Data entries:
______________________________
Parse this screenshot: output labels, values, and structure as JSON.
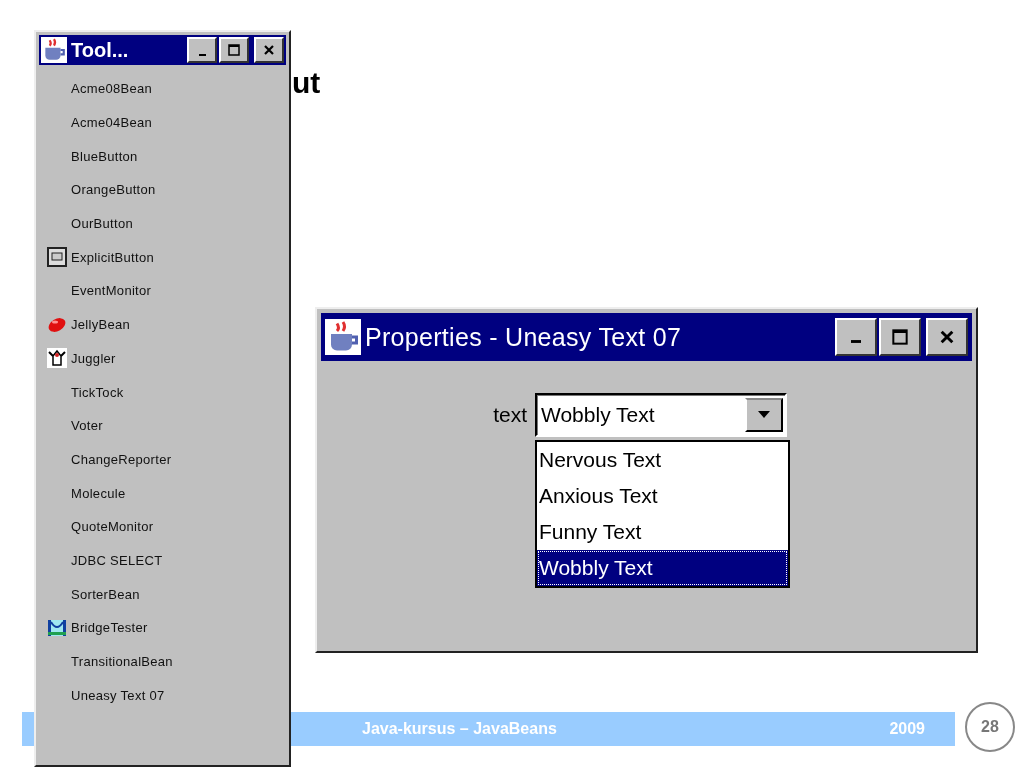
{
  "slide": {
    "title": "ut",
    "footer": {
      "course": "Java-kursus – JavaBeans",
      "year": "2009",
      "page": "28"
    }
  },
  "toolbox": {
    "title": "Tool...",
    "items": [
      {
        "label": "Acme08Bean",
        "kind": "plain"
      },
      {
        "label": "Acme04Bean",
        "kind": "plain"
      },
      {
        "label": "BlueButton",
        "kind": "plain"
      },
      {
        "label": "OrangeButton",
        "kind": "plain"
      },
      {
        "label": "OurButton",
        "kind": "plain"
      },
      {
        "label": "ExplicitButton",
        "kind": "frame"
      },
      {
        "label": "EventMonitor",
        "kind": "plain"
      },
      {
        "label": "JellyBean",
        "kind": "bean"
      },
      {
        "label": "Juggler",
        "kind": "figure"
      },
      {
        "label": "TickTock",
        "kind": "plain"
      },
      {
        "label": "Voter",
        "kind": "plain"
      },
      {
        "label": "ChangeReporter",
        "kind": "plain"
      },
      {
        "label": "Molecule",
        "kind": "plain"
      },
      {
        "label": "QuoteMonitor",
        "kind": "plain"
      },
      {
        "label": "JDBC SELECT",
        "kind": "plain"
      },
      {
        "label": "SorterBean",
        "kind": "plain"
      },
      {
        "label": "BridgeTester",
        "kind": "bridge"
      },
      {
        "label": "TransitionalBean",
        "kind": "plain"
      },
      {
        "label": "Uneasy Text 07",
        "kind": "plain"
      }
    ]
  },
  "properties": {
    "title": "Properties - Uneasy Text 07",
    "field": {
      "label": "text",
      "value": "Wobbly Text",
      "expanded": true,
      "options": [
        {
          "label": "Nervous Text",
          "selected": false
        },
        {
          "label": "Anxious Text",
          "selected": false
        },
        {
          "label": "Funny Text",
          "selected": false
        },
        {
          "label": "Wobbly Text",
          "selected": true
        }
      ]
    }
  }
}
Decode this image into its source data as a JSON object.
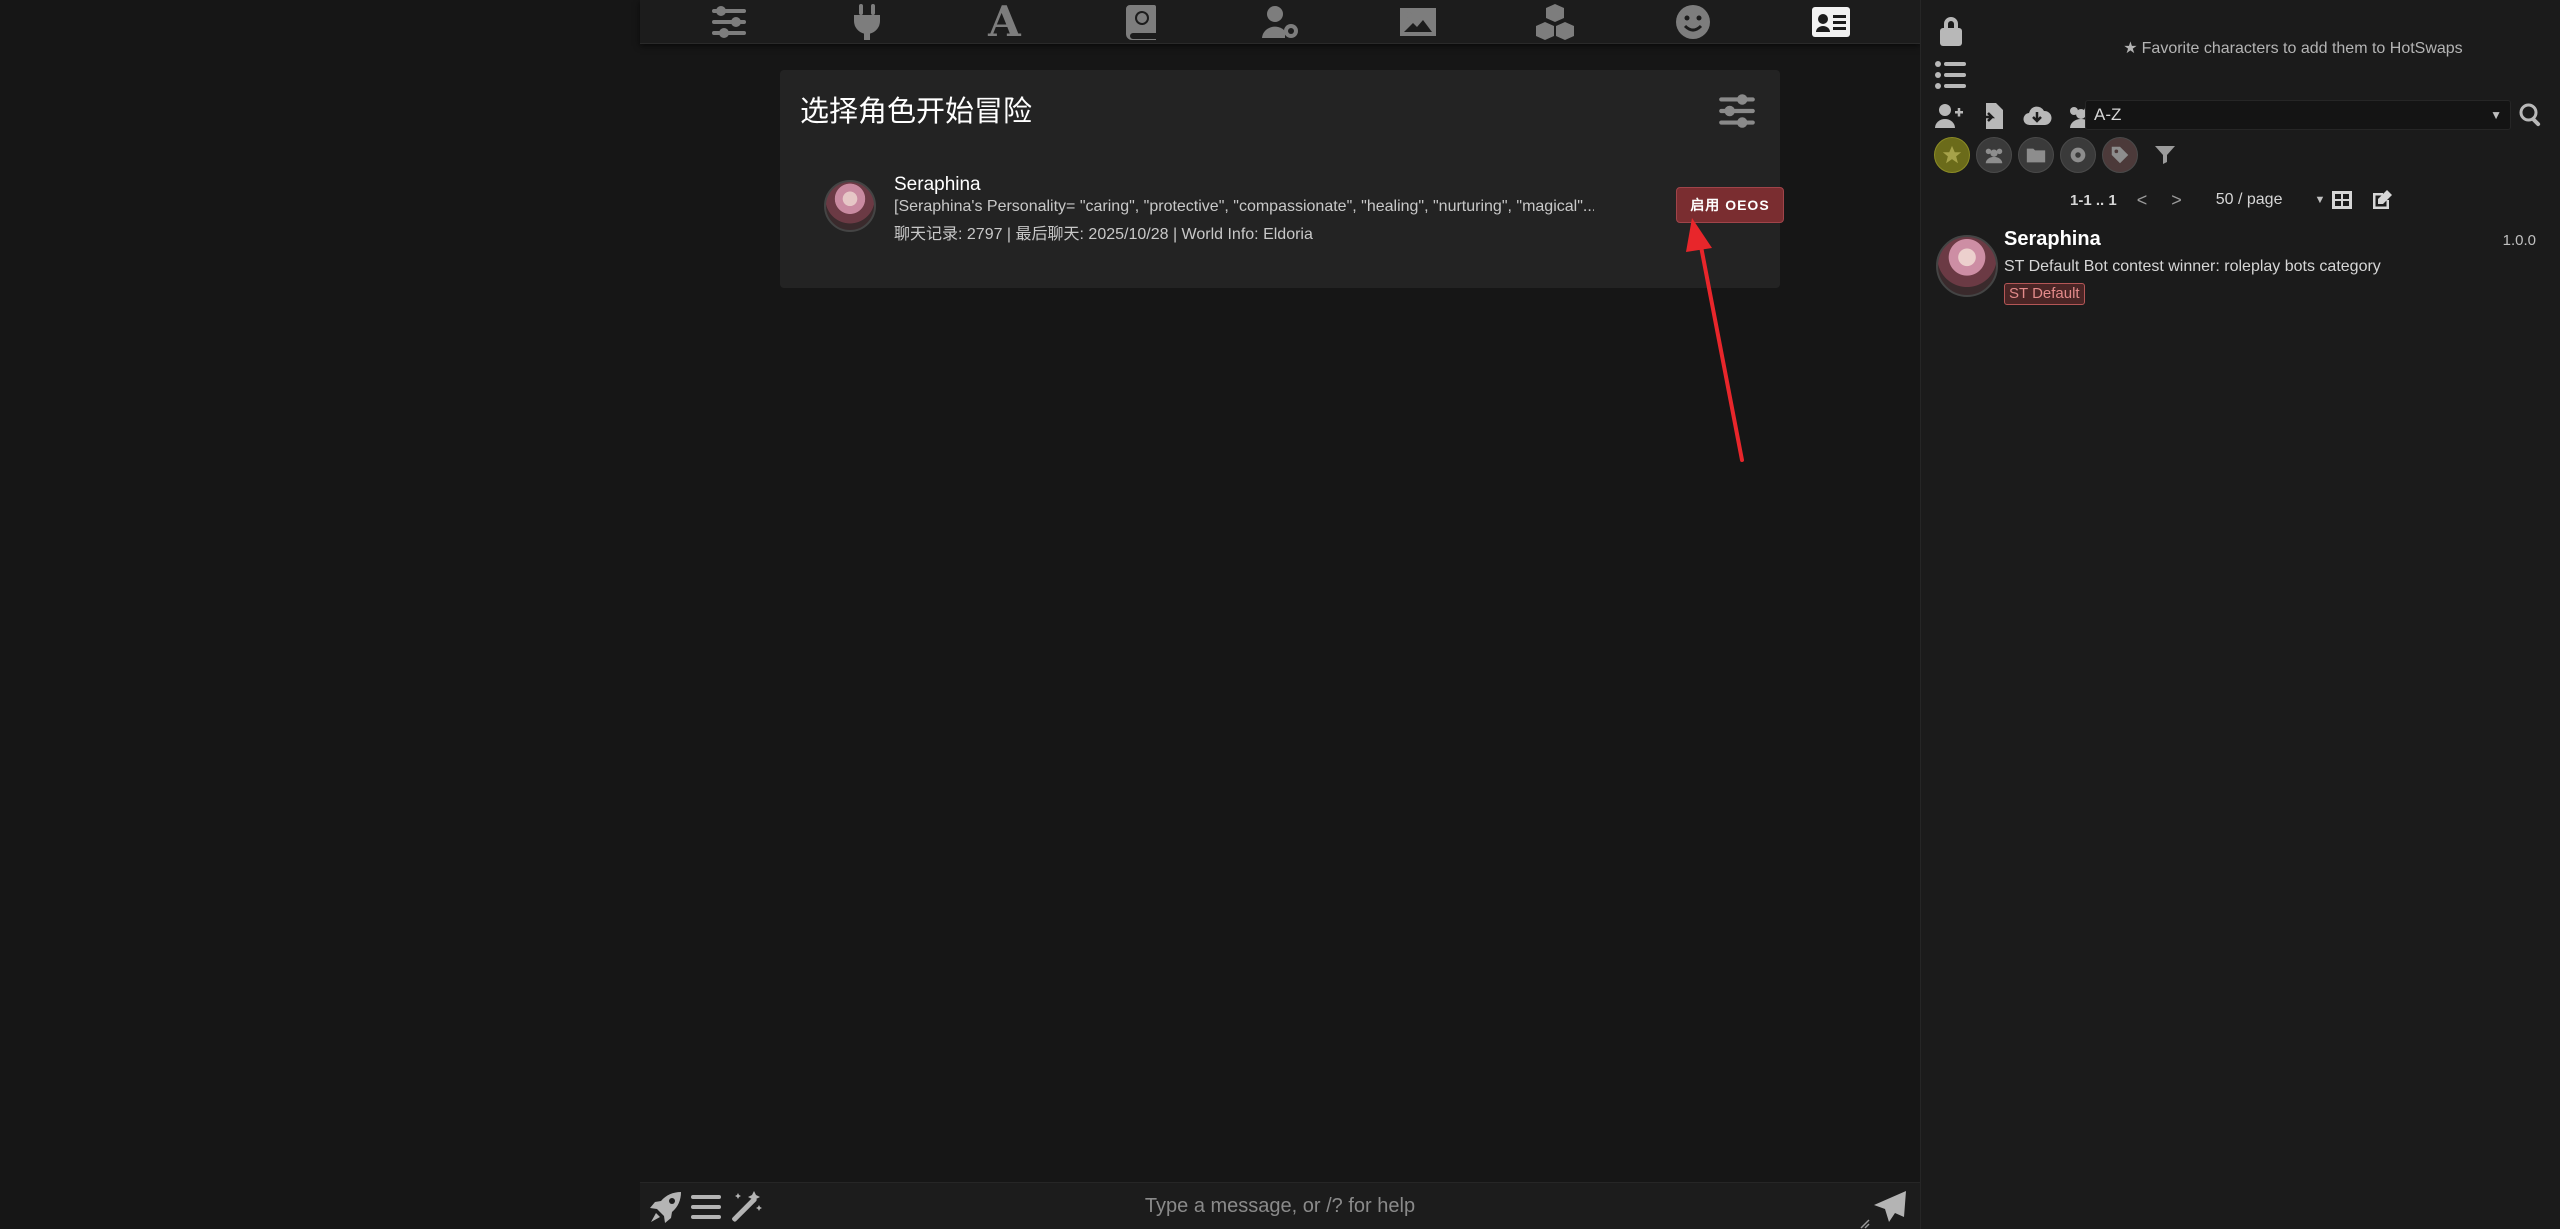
{
  "top_bar": {
    "icons": [
      "sliders-icon",
      "plug-icon",
      "font-a-icon",
      "book-atlas-icon",
      "user-gear-icon",
      "image-landscape-icon",
      "cubes-icon",
      "smiley-icon",
      "id-card-icon"
    ],
    "font_letter": "A"
  },
  "welcome": {
    "title": "选择角色开始冒险",
    "character": {
      "name": "Seraphina",
      "description": "[Seraphina's Personality= \"caring\", \"protective\", \"compassionate\", \"healing\", \"nurturing\", \"magical\"...",
      "meta": "聊天记录: 2797 | 最后聊天: 2025/10/28 | World Info: Eldoria",
      "button_label": "启用 OEOS"
    }
  },
  "right_panel": {
    "hotswap_hint": "Favorite characters to add them to HotSwaps",
    "sort": {
      "selected": "A-Z"
    },
    "pager": {
      "range": "1-1 .. 1",
      "prev": "<",
      "next": ">",
      "page_size": "50 / page"
    },
    "characters": [
      {
        "name": "Seraphina",
        "version": "1.0.0",
        "description": "ST Default Bot contest winner: roleplay bots category",
        "tag": "ST Default"
      }
    ]
  },
  "input_bar": {
    "placeholder": "Type a message, or /? for help"
  },
  "colors": {
    "background": "#161616",
    "panel": "#232323",
    "accent_button": "#7a2d30",
    "annotation_arrow": "#e8262b",
    "tag_border": "#b45656"
  }
}
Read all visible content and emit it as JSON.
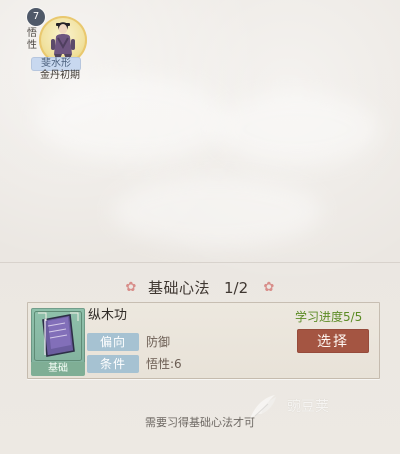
{
  "character": {
    "level": "7",
    "attribute": "悟性",
    "name": "斐水形",
    "realm": "金丹初期"
  },
  "section": {
    "title": "基础心法",
    "count": "1/2"
  },
  "skill": {
    "name": "纵木功",
    "book_tag": "基础",
    "direction_label": "偏向",
    "direction_value": "防御",
    "condition_label": "条件",
    "condition_value": "悟性:6",
    "progress": "学习进度5/5",
    "action": "选择"
  },
  "notice": "需要习得基础心法才可",
  "watermark": "豌豆荚",
  "colors": {
    "background": "#ebe7e2",
    "card": "#ebe6dd",
    "accent_button": "#a45542",
    "label_blue": "#a6c2d2",
    "tag_green": "#7fae95",
    "progress_green": "#5b8b24",
    "name_tag": "#c8d8ef"
  },
  "icons": {
    "petal_left": "flower-icon",
    "petal_right": "flower-icon",
    "book": "book-icon",
    "portrait": "character-portrait"
  }
}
______________________________
_Goal_: Output the data exactly. Pictures don't belong in the result.

_Final result_:
Parse this screenshot: output labels, values, and structure as JSON.
{
  "slide": {
    "title": "ut",
    "footer": {
      "course": "Java-kursus – JavaBeans",
      "year": "2009",
      "page": "28"
    }
  },
  "toolbox": {
    "title": "Tool...",
    "items": [
      {
        "label": "Acme08Bean",
        "kind": "plain"
      },
      {
        "label": "Acme04Bean",
        "kind": "plain"
      },
      {
        "label": "BlueButton",
        "kind": "plain"
      },
      {
        "label": "OrangeButton",
        "kind": "plain"
      },
      {
        "label": "OurButton",
        "kind": "plain"
      },
      {
        "label": "ExplicitButton",
        "kind": "frame"
      },
      {
        "label": "EventMonitor",
        "kind": "plain"
      },
      {
        "label": "JellyBean",
        "kind": "bean"
      },
      {
        "label": "Juggler",
        "kind": "figure"
      },
      {
        "label": "TickTock",
        "kind": "plain"
      },
      {
        "label": "Voter",
        "kind": "plain"
      },
      {
        "label": "ChangeReporter",
        "kind": "plain"
      },
      {
        "label": "Molecule",
        "kind": "plain"
      },
      {
        "label": "QuoteMonitor",
        "kind": "plain"
      },
      {
        "label": "JDBC SELECT",
        "kind": "plain"
      },
      {
        "label": "SorterBean",
        "kind": "plain"
      },
      {
        "label": "BridgeTester",
        "kind": "bridge"
      },
      {
        "label": "TransitionalBean",
        "kind": "plain"
      },
      {
        "label": "Uneasy Text 07",
        "kind": "plain"
      }
    ]
  },
  "properties": {
    "title": "Properties - Uneasy Text 07",
    "field": {
      "label": "text",
      "value": "Wobbly Text",
      "expanded": true,
      "options": [
        {
          "label": "Nervous Text",
          "selected": false
        },
        {
          "label": "Anxious Text",
          "selected": false
        },
        {
          "label": "Funny Text",
          "selected": false
        },
        {
          "label": "Wobbly Text",
          "selected": true
        }
      ]
    }
  }
}
Decode this image into its source data as a JSON object.
{
  "top_bar": {
    "icons": [
      "sliders-icon",
      "plug-icon",
      "font-a-icon",
      "book-atlas-icon",
      "user-gear-icon",
      "image-landscape-icon",
      "cubes-icon",
      "smiley-icon",
      "id-card-icon"
    ],
    "font_letter": "A"
  },
  "welcome": {
    "title": "选择角色开始冒险",
    "character": {
      "name": "Seraphina",
      "description": "[Seraphina's Personality= \"caring\", \"protective\", \"compassionate\", \"healing\", \"nurturing\", \"magical\"...",
      "meta": "聊天记录: 2797 | 最后聊天: 2025/10/28 | World Info: Eldoria",
      "button_label": "启用 OEOS"
    }
  },
  "right_panel": {
    "hotswap_hint": "Favorite characters to add them to HotSwaps",
    "sort": {
      "selected": "A-Z"
    },
    "pager": {
      "range": "1-1 .. 1",
      "prev": "<",
      "next": ">",
      "page_size": "50 / page"
    },
    "characters": [
      {
        "name": "Seraphina",
        "version": "1.0.0",
        "description": "ST Default Bot contest winner: roleplay bots category",
        "tag": "ST Default"
      }
    ]
  },
  "input_bar": {
    "placeholder": "Type a message, or /? for help"
  },
  "colors": {
    "background": "#161616",
    "panel": "#232323",
    "accent_button": "#7a2d30",
    "annotation_arrow": "#e8262b",
    "tag_border": "#b45656"
  }
}
Read all visible content and emit it as JSON.
{
  "character": {
    "level": "7",
    "attribute": "悟性",
    "name": "斐水形",
    "realm": "金丹初期"
  },
  "section": {
    "title": "基础心法",
    "count": "1/2"
  },
  "skill": {
    "name": "纵木功",
    "book_tag": "基础",
    "direction_label": "偏向",
    "direction_value": "防御",
    "condition_label": "条件",
    "condition_value": "悟性:6",
    "progress": "学习进度5/5",
    "action": "选择"
  },
  "notice": "需要习得基础心法才可",
  "watermark": "豌豆荚",
  "colors": {
    "background": "#ebe7e2",
    "card": "#ebe6dd",
    "accent_button": "#a45542",
    "label_blue": "#a6c2d2",
    "tag_green": "#7fae95",
    "progress_green": "#5b8b24",
    "name_tag": "#c8d8ef"
  },
  "icons": {
    "petal_left": "flower-icon",
    "petal_right": "flower-icon",
    "book": "book-icon",
    "portrait": "character-portrait"
  }
}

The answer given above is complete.